• Your objective
Going through the material below, please gather all lines with the word "name" in them.

• Material shown

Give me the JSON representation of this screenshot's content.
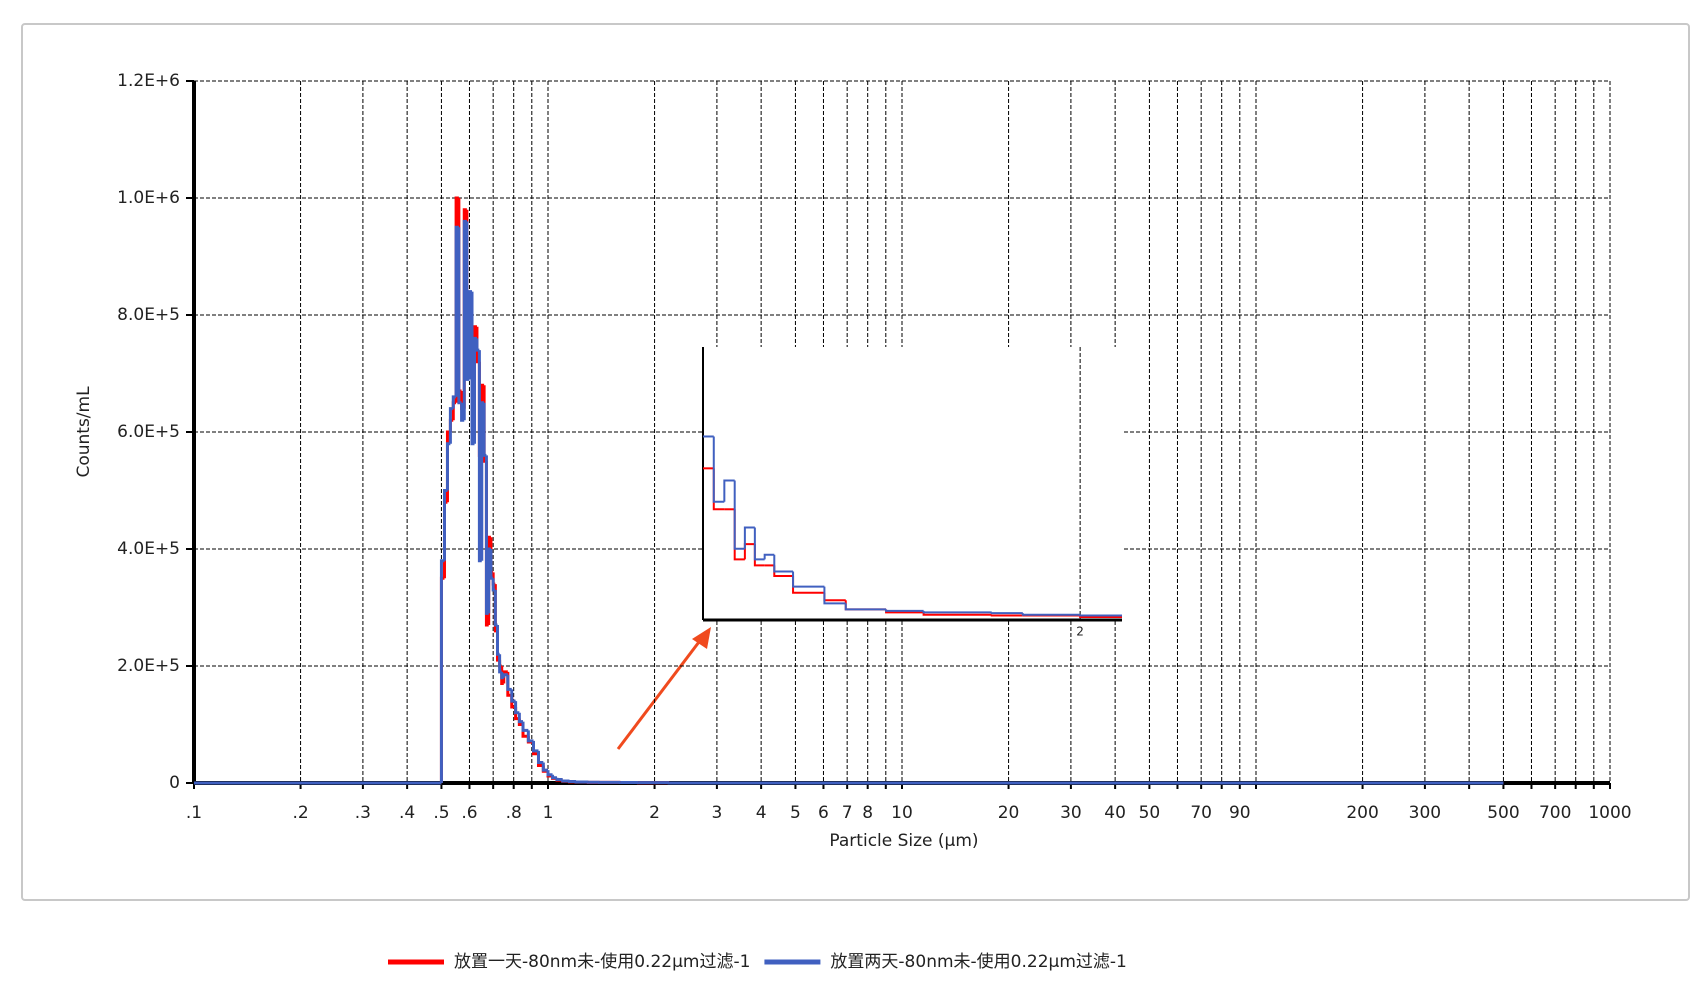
{
  "chart_data": [
    {
      "type": "line",
      "step": true,
      "x_label": "Particle Size (µm)",
      "y_label": "Counts/mL",
      "log_x": true,
      "grid": true,
      "minor_grid": true,
      "legend": "bottom",
      "xlim": [
        0.1,
        1000
      ],
      "ylim": [
        0,
        1200000
      ],
      "xticks": [
        {
          "value": 0.1,
          "label": ".1"
        },
        {
          "value": 0.2,
          "label": ".2"
        },
        {
          "value": 0.3,
          "label": ".3"
        },
        {
          "value": 0.4,
          "label": ".4"
        },
        {
          "value": 0.5,
          "label": ".5"
        },
        {
          "value": 0.6,
          "label": ".6"
        },
        {
          "value": 0.8,
          "label": ".8"
        },
        1,
        2,
        3,
        4,
        5,
        6,
        7,
        8,
        10,
        20,
        30,
        40,
        50,
        70,
        90,
        200,
        300,
        500,
        700,
        1000
      ],
      "yticks": [
        0,
        {
          "value": 200000,
          "label": "2.0E+5"
        },
        {
          "value": 400000,
          "label": "4.0E+5"
        },
        {
          "value": 600000,
          "label": "6.0E+5"
        },
        {
          "value": 800000,
          "label": "8.0E+5"
        },
        {
          "value": 1000000,
          "label": "1.0E+6"
        },
        {
          "value": 1200000,
          "label": "1.2E+6"
        }
      ],
      "x": [
        0.1,
        0.5,
        0.51,
        0.52,
        0.53,
        0.54,
        0.55,
        0.56,
        0.57,
        0.58,
        0.59,
        0.6,
        0.61,
        0.62,
        0.63,
        0.64,
        0.65,
        0.66,
        0.67,
        0.68,
        0.69,
        0.7,
        0.71,
        0.72,
        0.73,
        0.74,
        0.75,
        0.77,
        0.79,
        0.81,
        0.83,
        0.85,
        0.88,
        0.91,
        0.94,
        0.97,
        1.0,
        1.03,
        1.06,
        1.1,
        1.15,
        1.2,
        1.3,
        1.4,
        1.6,
        1.8,
        2.0,
        2.2,
        500
      ],
      "series": [
        {
          "name": "放置一天-80nm未-使用0.22μm过滤-1",
          "color": "#ff0000",
          "values": [
            0,
            350000,
            480000,
            600000,
            620000,
            650000,
            1000000,
            670000,
            640000,
            980000,
            700000,
            830000,
            600000,
            780000,
            720000,
            560000,
            680000,
            550000,
            270000,
            420000,
            360000,
            340000,
            260000,
            210000,
            200000,
            170000,
            190000,
            150000,
            130000,
            110000,
            100000,
            80000,
            70000,
            50000,
            30000,
            20000,
            12000,
            8000,
            5000,
            3000,
            2000,
            1500,
            1000,
            1000,
            800,
            500,
            500,
            0,
            0
          ]
        },
        {
          "name": "放置两天-80nm未-使用0.22μm过滤-1",
          "color": "#4060c0",
          "values": [
            0,
            380000,
            500000,
            580000,
            640000,
            660000,
            950000,
            650000,
            620000,
            960000,
            690000,
            840000,
            580000,
            760000,
            740000,
            380000,
            650000,
            560000,
            290000,
            400000,
            350000,
            330000,
            270000,
            220000,
            190000,
            180000,
            185000,
            160000,
            140000,
            120000,
            105000,
            90000,
            72000,
            55000,
            35000,
            22000,
            14000,
            9000,
            6000,
            3500,
            2500,
            1800,
            1200,
            1100,
            900,
            600,
            600,
            0,
            0
          ]
        }
      ]
    },
    {
      "type": "line",
      "step": true,
      "log_x": true,
      "grid": true,
      "xlim": [
        1,
        2.16
      ],
      "ylim": [
        0,
        18000
      ],
      "xticks": [
        2
      ],
      "x": [
        1.0,
        1.02,
        1.04,
        1.06,
        1.08,
        1.1,
        1.12,
        1.14,
        1.18,
        1.25,
        1.3,
        1.4,
        1.5,
        1.7,
        1.8,
        2.0,
        2.16
      ],
      "series": [
        {
          "color": "#ff0000",
          "values": [
            10000,
            7300,
            7300,
            4000,
            5000,
            3600,
            3600,
            2900,
            1800,
            1300,
            700,
            500,
            350,
            300,
            300,
            200,
            200
          ]
        },
        {
          "color": "#4060c0",
          "values": [
            12100,
            7800,
            9200,
            4700,
            6100,
            4000,
            4300,
            3200,
            2200,
            1100,
            700,
            600,
            500,
            450,
            350,
            300,
            300
          ]
        }
      ]
    }
  ]
}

• Response to this exercise
          "name": "放置一天-80nm未-使用0.22μm过滤-1",
          "name": "放置两天-80nm未-使用0.22μm过滤-1",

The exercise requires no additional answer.